Task prompt:
Please write out the material that follows, exactly as it stands.
********************
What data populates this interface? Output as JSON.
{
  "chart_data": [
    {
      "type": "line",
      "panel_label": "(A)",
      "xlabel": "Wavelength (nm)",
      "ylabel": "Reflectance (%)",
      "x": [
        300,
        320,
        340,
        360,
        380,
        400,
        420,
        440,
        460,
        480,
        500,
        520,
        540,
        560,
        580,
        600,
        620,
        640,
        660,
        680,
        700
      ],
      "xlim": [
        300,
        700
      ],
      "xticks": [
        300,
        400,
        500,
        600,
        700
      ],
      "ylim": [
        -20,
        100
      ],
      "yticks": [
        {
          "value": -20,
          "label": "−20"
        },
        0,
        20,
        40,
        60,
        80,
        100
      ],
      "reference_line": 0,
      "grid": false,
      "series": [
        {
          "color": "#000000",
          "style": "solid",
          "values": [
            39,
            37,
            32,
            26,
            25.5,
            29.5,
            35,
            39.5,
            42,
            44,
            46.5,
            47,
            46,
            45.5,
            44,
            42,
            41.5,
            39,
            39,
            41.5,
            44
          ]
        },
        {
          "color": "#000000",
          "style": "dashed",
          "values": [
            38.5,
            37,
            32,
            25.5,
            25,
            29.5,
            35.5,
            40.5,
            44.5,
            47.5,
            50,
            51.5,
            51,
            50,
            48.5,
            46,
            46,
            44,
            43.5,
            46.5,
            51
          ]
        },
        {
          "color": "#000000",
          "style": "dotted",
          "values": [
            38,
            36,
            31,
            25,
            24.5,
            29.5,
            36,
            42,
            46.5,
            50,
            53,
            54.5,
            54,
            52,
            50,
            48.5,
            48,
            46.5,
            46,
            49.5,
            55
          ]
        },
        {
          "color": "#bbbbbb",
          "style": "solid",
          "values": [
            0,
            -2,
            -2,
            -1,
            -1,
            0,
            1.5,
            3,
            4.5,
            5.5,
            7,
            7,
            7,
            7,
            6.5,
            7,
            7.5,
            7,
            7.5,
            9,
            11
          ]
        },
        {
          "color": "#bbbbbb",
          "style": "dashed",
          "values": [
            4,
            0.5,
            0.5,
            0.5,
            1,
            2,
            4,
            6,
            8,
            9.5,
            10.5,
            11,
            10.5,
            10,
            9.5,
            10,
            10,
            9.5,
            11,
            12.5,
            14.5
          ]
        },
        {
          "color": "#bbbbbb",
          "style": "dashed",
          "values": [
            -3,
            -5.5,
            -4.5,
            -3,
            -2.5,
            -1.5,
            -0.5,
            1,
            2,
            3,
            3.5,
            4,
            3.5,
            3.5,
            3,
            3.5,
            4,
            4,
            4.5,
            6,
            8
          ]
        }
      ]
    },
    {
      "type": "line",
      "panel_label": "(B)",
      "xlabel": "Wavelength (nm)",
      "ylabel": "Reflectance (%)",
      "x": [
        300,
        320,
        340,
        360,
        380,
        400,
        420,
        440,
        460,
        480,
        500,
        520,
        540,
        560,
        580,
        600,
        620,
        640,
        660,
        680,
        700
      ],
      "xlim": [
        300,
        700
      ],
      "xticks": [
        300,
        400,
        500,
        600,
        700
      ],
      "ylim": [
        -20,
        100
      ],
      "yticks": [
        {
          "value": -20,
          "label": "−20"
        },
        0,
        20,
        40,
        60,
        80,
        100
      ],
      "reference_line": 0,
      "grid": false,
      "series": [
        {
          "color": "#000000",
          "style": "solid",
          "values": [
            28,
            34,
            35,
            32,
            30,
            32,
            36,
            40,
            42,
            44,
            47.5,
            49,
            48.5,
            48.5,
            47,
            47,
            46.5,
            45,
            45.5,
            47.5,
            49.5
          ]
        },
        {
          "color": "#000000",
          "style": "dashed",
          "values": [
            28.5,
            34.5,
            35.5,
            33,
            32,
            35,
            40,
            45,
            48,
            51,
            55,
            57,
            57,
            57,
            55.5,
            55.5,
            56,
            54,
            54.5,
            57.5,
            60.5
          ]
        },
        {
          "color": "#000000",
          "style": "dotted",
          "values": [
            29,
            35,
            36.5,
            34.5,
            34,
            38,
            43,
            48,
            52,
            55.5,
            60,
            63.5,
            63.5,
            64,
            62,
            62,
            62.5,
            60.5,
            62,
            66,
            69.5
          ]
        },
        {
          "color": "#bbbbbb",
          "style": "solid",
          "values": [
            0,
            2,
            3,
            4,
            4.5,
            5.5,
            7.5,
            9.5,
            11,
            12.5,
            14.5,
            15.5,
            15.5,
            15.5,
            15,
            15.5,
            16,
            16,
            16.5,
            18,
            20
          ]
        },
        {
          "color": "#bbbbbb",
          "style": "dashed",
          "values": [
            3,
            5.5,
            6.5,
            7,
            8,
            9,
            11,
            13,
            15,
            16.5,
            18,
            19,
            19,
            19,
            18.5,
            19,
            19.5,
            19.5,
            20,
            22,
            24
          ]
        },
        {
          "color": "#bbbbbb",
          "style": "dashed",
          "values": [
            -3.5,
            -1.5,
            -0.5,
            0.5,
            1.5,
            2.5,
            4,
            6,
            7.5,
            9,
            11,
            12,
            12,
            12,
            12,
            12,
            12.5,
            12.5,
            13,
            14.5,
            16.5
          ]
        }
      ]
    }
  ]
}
********************
Result:
What data populates this interface? Output as JSON.
{
  "chart_data": [
    {
      "type": "line",
      "panel_label": "(A)",
      "xlabel": "Wavelength (nm)",
      "ylabel": "Reflectance (%)",
      "x": [
        300,
        320,
        340,
        360,
        380,
        400,
        420,
        440,
        460,
        480,
        500,
        520,
        540,
        560,
        580,
        600,
        620,
        640,
        660,
        680,
        700
      ],
      "xlim": [
        300,
        700
      ],
      "xticks": [
        300,
        400,
        500,
        600,
        700
      ],
      "ylim": [
        -20,
        100
      ],
      "yticks": [
        {
          "value": -20,
          "label": "−20"
        },
        0,
        20,
        40,
        60,
        80,
        100
      ],
      "reference_line": 0,
      "grid": false,
      "series": [
        {
          "color": "#000000",
          "style": "solid",
          "values": [
            39,
            37,
            32,
            26,
            25.5,
            29.5,
            35,
            39.5,
            42,
            44,
            46.5,
            47,
            46,
            45.5,
            44,
            42,
            41.5,
            39,
            39,
            41.5,
            44
          ]
        },
        {
          "color": "#000000",
          "style": "dashed",
          "values": [
            38.5,
            37,
            32,
            25.5,
            25,
            29.5,
            35.5,
            40.5,
            44.5,
            47.5,
            50,
            51.5,
            51,
            50,
            48.5,
            46,
            46,
            44,
            43.5,
            46.5,
            51
          ]
        },
        {
          "color": "#000000",
          "style": "dotted",
          "values": [
            38,
            36,
            31,
            25,
            24.5,
            29.5,
            36,
            42,
            46.5,
            50,
            53,
            54.5,
            54,
            52,
            50,
            48.5,
            48,
            46.5,
            46,
            49.5,
            55
          ]
        },
        {
          "color": "#bbbbbb",
          "style": "solid",
          "values": [
            0,
            -2,
            -2,
            -1,
            -1,
            0,
            1.5,
            3,
            4.5,
            5.5,
            7,
            7,
            7,
            7,
            6.5,
            7,
            7.5,
            7,
            7.5,
            9,
            11
          ]
        },
        {
          "color": "#bbbbbb",
          "style": "dashed",
          "values": [
            4,
            0.5,
            0.5,
            0.5,
            1,
            2,
            4,
            6,
            8,
            9.5,
            10.5,
            11,
            10.5,
            10,
            9.5,
            10,
            10,
            9.5,
            11,
            12.5,
            14.5
          ]
        },
        {
          "color": "#bbbbbb",
          "style": "dashed",
          "values": [
            -3,
            -5.5,
            -4.5,
            -3,
            -2.5,
            -1.5,
            -0.5,
            1,
            2,
            3,
            3.5,
            4,
            3.5,
            3.5,
            3,
            3.5,
            4,
            4,
            4.5,
            6,
            8
          ]
        }
      ]
    },
    {
      "type": "line",
      "panel_label": "(B)",
      "xlabel": "Wavelength (nm)",
      "ylabel": "Reflectance (%)",
      "x": [
        300,
        320,
        340,
        360,
        380,
        400,
        420,
        440,
        460,
        480,
        500,
        520,
        540,
        560,
        580,
        600,
        620,
        640,
        660,
        680,
        700
      ],
      "xlim": [
        300,
        700
      ],
      "xticks": [
        300,
        400,
        500,
        600,
        700
      ],
      "ylim": [
        -20,
        100
      ],
      "yticks": [
        {
          "value": -20,
          "label": "−20"
        },
        0,
        20,
        40,
        60,
        80,
        100
      ],
      "reference_line": 0,
      "grid": false,
      "series": [
        {
          "color": "#000000",
          "style": "solid",
          "values": [
            28,
            34,
            35,
            32,
            30,
            32,
            36,
            40,
            42,
            44,
            47.5,
            49,
            48.5,
            48.5,
            47,
            47,
            46.5,
            45,
            45.5,
            47.5,
            49.5
          ]
        },
        {
          "color": "#000000",
          "style": "dashed",
          "values": [
            28.5,
            34.5,
            35.5,
            33,
            32,
            35,
            40,
            45,
            48,
            51,
            55,
            57,
            57,
            57,
            55.5,
            55.5,
            56,
            54,
            54.5,
            57.5,
            60.5
          ]
        },
        {
          "color": "#000000",
          "style": "dotted",
          "values": [
            29,
            35,
            36.5,
            34.5,
            34,
            38,
            43,
            48,
            52,
            55.5,
            60,
            63.5,
            63.5,
            64,
            62,
            62,
            62.5,
            60.5,
            62,
            66,
            69.5
          ]
        },
        {
          "color": "#bbbbbb",
          "style": "solid",
          "values": [
            0,
            2,
            3,
            4,
            4.5,
            5.5,
            7.5,
            9.5,
            11,
            12.5,
            14.5,
            15.5,
            15.5,
            15.5,
            15,
            15.5,
            16,
            16,
            16.5,
            18,
            20
          ]
        },
        {
          "color": "#bbbbbb",
          "style": "dashed",
          "values": [
            3,
            5.5,
            6.5,
            7,
            8,
            9,
            11,
            13,
            15,
            16.5,
            18,
            19,
            19,
            19,
            18.5,
            19,
            19.5,
            19.5,
            20,
            22,
            24
          ]
        },
        {
          "color": "#bbbbbb",
          "style": "dashed",
          "values": [
            -3.5,
            -1.5,
            -0.5,
            0.5,
            1.5,
            2.5,
            4,
            6,
            7.5,
            9,
            11,
            12,
            12,
            12,
            12,
            12,
            12.5,
            12.5,
            13,
            14.5,
            16.5
          ]
        }
      ]
    }
  ]
}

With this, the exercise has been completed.